Lay out every line of the records from the start down through the line containing "radar-spoke — [933, 251, 1117, 435]" as a JSON list of strings, one string per line, leaving out blank lines.
** Start Materials provided **
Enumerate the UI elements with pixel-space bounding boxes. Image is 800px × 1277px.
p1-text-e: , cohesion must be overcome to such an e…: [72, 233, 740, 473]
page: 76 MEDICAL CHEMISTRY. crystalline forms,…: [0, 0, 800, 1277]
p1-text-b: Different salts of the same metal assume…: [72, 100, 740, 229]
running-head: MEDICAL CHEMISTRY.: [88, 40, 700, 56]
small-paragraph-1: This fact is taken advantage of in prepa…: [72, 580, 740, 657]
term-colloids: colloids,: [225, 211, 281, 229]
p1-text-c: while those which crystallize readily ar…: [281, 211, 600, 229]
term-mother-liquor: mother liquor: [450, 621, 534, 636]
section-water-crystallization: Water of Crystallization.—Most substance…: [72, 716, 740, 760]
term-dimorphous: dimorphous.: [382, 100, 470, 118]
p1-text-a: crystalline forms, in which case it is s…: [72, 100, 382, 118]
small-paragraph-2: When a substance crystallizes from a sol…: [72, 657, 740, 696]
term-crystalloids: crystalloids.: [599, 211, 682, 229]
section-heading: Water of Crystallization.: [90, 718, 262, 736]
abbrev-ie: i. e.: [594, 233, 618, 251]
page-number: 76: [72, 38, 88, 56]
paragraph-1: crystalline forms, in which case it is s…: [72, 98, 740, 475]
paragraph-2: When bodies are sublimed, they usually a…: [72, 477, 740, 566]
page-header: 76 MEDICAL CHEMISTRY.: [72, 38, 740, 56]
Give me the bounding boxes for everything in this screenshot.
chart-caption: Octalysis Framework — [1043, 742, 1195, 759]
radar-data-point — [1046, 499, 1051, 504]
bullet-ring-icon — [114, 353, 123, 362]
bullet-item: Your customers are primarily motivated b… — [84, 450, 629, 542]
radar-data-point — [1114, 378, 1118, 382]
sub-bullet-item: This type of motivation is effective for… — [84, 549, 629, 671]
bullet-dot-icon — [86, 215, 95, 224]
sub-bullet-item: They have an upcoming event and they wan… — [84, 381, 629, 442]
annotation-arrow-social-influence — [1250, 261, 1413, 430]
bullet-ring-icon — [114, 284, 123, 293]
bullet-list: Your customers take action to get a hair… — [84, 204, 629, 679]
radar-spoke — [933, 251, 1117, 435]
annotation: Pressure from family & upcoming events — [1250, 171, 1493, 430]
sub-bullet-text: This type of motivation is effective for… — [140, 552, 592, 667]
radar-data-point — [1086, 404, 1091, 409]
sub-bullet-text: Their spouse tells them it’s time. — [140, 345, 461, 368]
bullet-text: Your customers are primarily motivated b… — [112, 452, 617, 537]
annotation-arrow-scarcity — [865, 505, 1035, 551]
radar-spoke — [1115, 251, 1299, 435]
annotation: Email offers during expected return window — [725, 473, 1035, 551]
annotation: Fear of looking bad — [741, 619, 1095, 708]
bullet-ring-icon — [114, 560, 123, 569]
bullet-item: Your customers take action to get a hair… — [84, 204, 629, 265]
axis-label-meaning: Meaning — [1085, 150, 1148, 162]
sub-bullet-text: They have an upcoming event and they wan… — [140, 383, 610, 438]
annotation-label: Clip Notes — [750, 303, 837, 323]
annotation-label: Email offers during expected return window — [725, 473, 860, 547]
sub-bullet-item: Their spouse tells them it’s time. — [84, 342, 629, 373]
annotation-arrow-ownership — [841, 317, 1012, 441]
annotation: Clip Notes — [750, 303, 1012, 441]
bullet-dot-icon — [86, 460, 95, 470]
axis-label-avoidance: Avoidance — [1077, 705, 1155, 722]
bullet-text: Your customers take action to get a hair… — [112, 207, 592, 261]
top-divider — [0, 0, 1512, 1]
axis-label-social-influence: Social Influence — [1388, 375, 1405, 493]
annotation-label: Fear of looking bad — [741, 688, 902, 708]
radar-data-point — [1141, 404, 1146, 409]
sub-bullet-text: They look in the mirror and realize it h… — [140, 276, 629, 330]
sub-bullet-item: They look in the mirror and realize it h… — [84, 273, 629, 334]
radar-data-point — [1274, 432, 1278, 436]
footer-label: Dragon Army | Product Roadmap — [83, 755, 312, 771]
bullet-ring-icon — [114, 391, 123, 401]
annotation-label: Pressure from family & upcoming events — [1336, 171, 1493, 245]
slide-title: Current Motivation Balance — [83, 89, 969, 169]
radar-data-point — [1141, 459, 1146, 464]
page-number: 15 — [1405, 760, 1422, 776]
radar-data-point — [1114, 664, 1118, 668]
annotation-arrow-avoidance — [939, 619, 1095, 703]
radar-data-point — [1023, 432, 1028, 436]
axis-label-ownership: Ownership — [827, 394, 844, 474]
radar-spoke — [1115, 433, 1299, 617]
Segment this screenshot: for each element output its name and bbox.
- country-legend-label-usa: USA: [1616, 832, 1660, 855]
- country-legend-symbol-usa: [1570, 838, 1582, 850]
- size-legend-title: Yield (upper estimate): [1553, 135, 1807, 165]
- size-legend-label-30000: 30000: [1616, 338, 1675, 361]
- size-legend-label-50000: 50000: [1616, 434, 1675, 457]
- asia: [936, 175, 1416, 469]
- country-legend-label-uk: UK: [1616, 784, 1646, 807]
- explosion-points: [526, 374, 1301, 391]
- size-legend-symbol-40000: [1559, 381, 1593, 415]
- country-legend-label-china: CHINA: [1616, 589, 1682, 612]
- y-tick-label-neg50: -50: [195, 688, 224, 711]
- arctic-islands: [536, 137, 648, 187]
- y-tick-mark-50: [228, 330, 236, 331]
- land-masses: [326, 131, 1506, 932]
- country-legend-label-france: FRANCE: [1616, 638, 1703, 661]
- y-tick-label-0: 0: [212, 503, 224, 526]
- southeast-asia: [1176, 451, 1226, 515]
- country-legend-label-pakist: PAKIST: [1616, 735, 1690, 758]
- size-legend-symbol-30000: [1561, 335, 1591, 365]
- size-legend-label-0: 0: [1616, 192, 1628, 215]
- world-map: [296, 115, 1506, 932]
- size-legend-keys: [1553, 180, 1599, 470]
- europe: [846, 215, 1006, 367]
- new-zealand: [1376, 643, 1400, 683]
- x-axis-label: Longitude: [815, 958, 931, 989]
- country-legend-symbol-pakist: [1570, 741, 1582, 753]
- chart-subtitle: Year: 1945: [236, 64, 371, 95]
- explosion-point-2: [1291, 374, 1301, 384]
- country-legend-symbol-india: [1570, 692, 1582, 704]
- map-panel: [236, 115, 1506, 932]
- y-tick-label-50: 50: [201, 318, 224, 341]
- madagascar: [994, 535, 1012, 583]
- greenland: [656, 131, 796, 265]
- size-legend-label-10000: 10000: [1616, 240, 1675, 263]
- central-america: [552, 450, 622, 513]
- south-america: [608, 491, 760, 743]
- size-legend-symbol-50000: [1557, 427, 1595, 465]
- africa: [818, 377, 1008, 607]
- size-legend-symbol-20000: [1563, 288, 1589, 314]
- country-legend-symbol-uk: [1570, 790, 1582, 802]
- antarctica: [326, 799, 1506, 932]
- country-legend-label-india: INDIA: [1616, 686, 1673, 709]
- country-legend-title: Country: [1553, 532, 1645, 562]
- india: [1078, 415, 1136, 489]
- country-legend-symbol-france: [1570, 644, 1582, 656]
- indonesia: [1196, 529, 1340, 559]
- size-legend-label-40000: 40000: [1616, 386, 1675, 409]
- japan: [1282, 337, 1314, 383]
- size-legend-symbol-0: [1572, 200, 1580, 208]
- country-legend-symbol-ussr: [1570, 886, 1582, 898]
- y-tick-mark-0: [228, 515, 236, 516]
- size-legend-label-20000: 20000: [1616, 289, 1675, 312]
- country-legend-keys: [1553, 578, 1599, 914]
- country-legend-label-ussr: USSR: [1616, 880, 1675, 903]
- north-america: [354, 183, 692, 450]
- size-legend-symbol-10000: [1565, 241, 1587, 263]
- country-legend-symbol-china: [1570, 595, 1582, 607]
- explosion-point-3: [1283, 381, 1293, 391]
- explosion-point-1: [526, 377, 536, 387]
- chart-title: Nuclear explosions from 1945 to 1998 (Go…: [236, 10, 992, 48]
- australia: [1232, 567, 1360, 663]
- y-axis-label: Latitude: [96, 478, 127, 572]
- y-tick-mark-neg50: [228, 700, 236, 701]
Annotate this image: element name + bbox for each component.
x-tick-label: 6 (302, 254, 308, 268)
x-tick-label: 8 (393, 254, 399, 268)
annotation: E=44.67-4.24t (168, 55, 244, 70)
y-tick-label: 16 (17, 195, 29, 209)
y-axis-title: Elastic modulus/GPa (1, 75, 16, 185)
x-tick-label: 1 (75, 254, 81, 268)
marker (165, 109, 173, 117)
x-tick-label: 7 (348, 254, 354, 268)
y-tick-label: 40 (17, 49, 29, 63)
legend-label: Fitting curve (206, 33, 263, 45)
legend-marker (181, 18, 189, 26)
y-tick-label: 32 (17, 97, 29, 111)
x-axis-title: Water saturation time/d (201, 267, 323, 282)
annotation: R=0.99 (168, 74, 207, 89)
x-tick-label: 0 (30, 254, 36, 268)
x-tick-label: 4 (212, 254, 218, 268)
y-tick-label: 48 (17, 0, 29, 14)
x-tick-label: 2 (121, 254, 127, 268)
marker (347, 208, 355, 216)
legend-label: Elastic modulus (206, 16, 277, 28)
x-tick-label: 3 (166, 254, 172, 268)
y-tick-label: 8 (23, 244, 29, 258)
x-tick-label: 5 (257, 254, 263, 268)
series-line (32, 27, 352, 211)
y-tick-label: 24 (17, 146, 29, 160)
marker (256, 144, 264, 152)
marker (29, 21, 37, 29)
** End Materials provided **
◆ Response ◆
[
  "Enumerate the UI elements with pixel-space bounding boxes. Image is 800px × 1277px.",
  "p1-text-e: , cohesion must be overcome to such an e…: [72, 233, 740, 473]",
  "page: 76 MEDICAL CHEMISTRY. crystalline forms,…: [0, 0, 800, 1277]",
  "p1-text-b: Different salts of the same metal assume…: [72, 100, 740, 229]",
  "running-head: MEDICAL CHEMISTRY.: [88, 40, 700, 56]",
  "small-paragraph-1: This fact is taken advantage of in prepa…: [72, 580, 740, 657]",
  "term-colloids: colloids,: [225, 211, 281, 229]",
  "p1-text-c: while those which crystallize readily ar…: [281, 211, 600, 229]",
  "term-mother-liquor: mother liquor: [450, 621, 534, 636]",
  "section-water-crystallization: Water of Crystallization.—Most substance…: [72, 716, 740, 760]",
  "term-dimorphous: dimorphous.: [382, 100, 470, 118]",
  "p1-text-a: crystalline forms, in which case it is s…: [72, 100, 382, 118]",
  "small-paragraph-2: When a substance crystallizes from a sol…: [72, 657, 740, 696]",
  "term-crystalloids: crystalloids.: [599, 211, 682, 229]",
  "section-heading: Water of Crystallization.: [90, 718, 262, 736]",
  "abbrev-ie: i. e.: [594, 233, 618, 251]",
  "page-number: 76: [72, 38, 88, 56]",
  "paragraph-1: crystalline forms, in which case it is s…: [72, 98, 740, 475]",
  "paragraph-2: When bodies are sublimed, they usually a…: [72, 477, 740, 566]",
  "page-header: 76 MEDICAL CHEMISTRY.: [72, 38, 740, 56]",
  "Give me the bounding boxes for everything in this screenshot.",
  "chart-caption: Octalysis Framework — [1043, 742, 1195, 759]",
  "radar-data-point — [1046, 499, 1051, 504]",
  "bullet-ring-icon — [114, 353, 123, 362]",
  "bullet-item: Your customers are primarily motivated b… — [84, 450, 629, 542]",
  "radar-data-point — [1114, 378, 1118, 382]",
  "sub-bullet-item: This type of motivation is effective for… — [84, 549, 629, 671]",
  "bullet-dot-icon — [86, 215, 95, 224]",
  "sub-bullet-item: They have an upcoming event and they wan… — [84, 381, 629, 442]",
  "annotation-arrow-social-influence — [1250, 261, 1413, 430]",
  "bullet-ring-icon — [114, 284, 123, 293]",
  "bullet-list: Your customers take action to get a hair… — [84, 204, 629, 679]",
  "radar-spoke — [933, 251, 1117, 435]"
]